→ JOB: Please transcribe the records precisely; pictures stay out of your copy.
--------------------
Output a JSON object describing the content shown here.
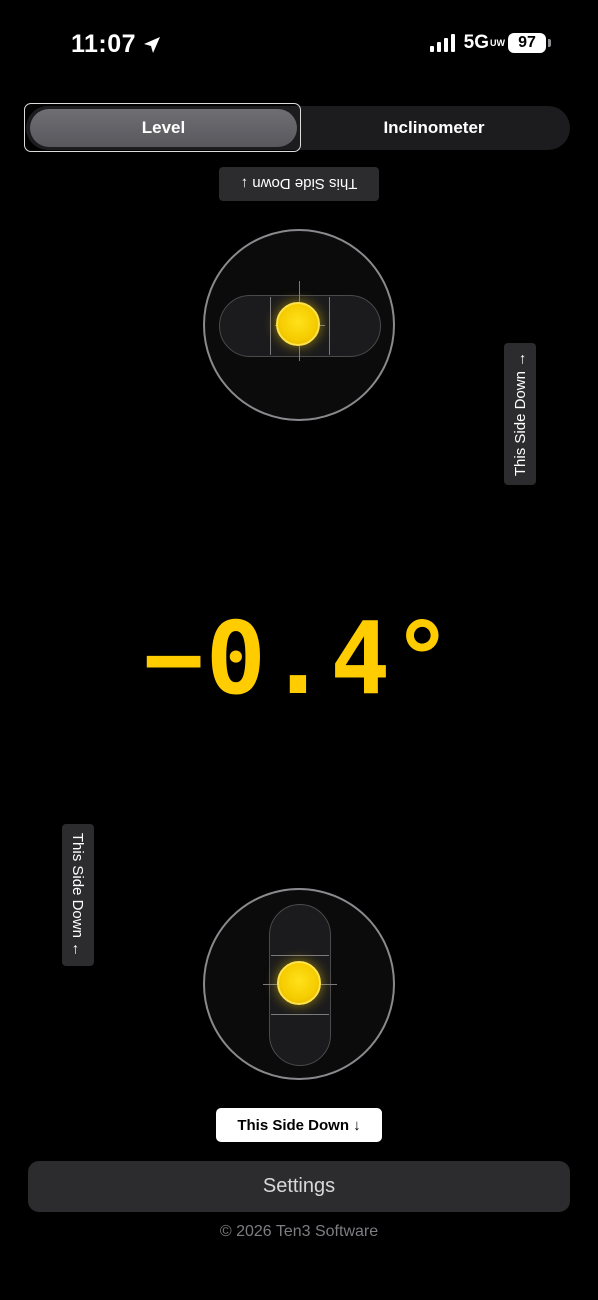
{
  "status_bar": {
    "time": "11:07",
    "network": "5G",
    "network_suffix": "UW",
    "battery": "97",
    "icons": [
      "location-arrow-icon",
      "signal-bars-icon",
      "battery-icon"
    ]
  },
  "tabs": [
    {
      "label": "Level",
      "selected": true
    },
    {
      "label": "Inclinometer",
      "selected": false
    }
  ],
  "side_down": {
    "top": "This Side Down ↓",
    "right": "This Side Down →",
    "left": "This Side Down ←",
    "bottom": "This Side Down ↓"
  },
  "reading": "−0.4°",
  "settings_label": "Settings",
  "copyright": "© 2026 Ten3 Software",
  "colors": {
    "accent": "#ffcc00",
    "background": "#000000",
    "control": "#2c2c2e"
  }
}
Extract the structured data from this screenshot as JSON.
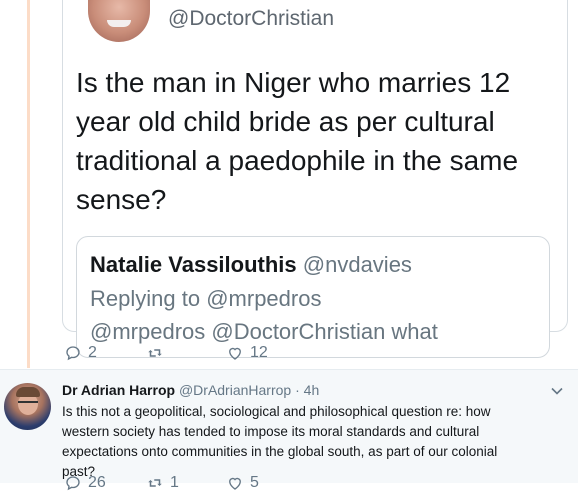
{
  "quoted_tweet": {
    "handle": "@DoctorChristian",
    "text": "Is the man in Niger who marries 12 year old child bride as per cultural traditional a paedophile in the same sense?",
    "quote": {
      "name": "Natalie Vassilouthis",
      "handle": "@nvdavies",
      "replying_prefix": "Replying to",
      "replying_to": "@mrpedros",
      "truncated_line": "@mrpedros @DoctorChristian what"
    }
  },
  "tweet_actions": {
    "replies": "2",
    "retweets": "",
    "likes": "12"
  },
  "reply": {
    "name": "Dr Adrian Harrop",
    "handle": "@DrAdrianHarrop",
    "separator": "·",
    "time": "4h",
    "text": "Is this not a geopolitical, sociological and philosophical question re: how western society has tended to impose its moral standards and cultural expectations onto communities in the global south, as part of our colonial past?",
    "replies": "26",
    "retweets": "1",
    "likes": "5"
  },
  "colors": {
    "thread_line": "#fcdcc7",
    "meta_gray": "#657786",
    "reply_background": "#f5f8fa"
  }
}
--------------------
→ SOLUTION:
Output a JSON object describing the content shown here.
{
  "status_bar": {
    "time": "11:07",
    "network": "5G",
    "network_suffix": "UW",
    "battery": "97",
    "icons": [
      "location-arrow-icon",
      "signal-bars-icon",
      "battery-icon"
    ]
  },
  "tabs": [
    {
      "label": "Level",
      "selected": true
    },
    {
      "label": "Inclinometer",
      "selected": false
    }
  ],
  "side_down": {
    "top": "This Side Down ↓",
    "right": "This Side Down →",
    "left": "This Side Down ←",
    "bottom": "This Side Down ↓"
  },
  "reading": "−0.4°",
  "settings_label": "Settings",
  "copyright": "© 2026 Ten3 Software",
  "colors": {
    "accent": "#ffcc00",
    "background": "#000000",
    "control": "#2c2c2e"
  }
}
Extract the structured data from this screenshot as JSON.
{
  "quoted_tweet": {
    "handle": "@DoctorChristian",
    "text": "Is the man in Niger who marries 12 year old child bride as per cultural traditional a paedophile in the same sense?",
    "quote": {
      "name": "Natalie Vassilouthis",
      "handle": "@nvdavies",
      "replying_prefix": "Replying to",
      "replying_to": "@mrpedros",
      "truncated_line": "@mrpedros @DoctorChristian what"
    }
  },
  "tweet_actions": {
    "replies": "2",
    "retweets": "",
    "likes": "12"
  },
  "reply": {
    "name": "Dr Adrian Harrop",
    "handle": "@DrAdrianHarrop",
    "separator": "·",
    "time": "4h",
    "text": "Is this not a geopolitical, sociological and philosophical question re: how western society has tended to impose its moral standards and cultural expectations onto communities in the global south, as part of our colonial past?",
    "replies": "26",
    "retweets": "1",
    "likes": "5"
  },
  "colors": {
    "thread_line": "#fcdcc7",
    "meta_gray": "#657786",
    "reply_background": "#f5f8fa"
  }
}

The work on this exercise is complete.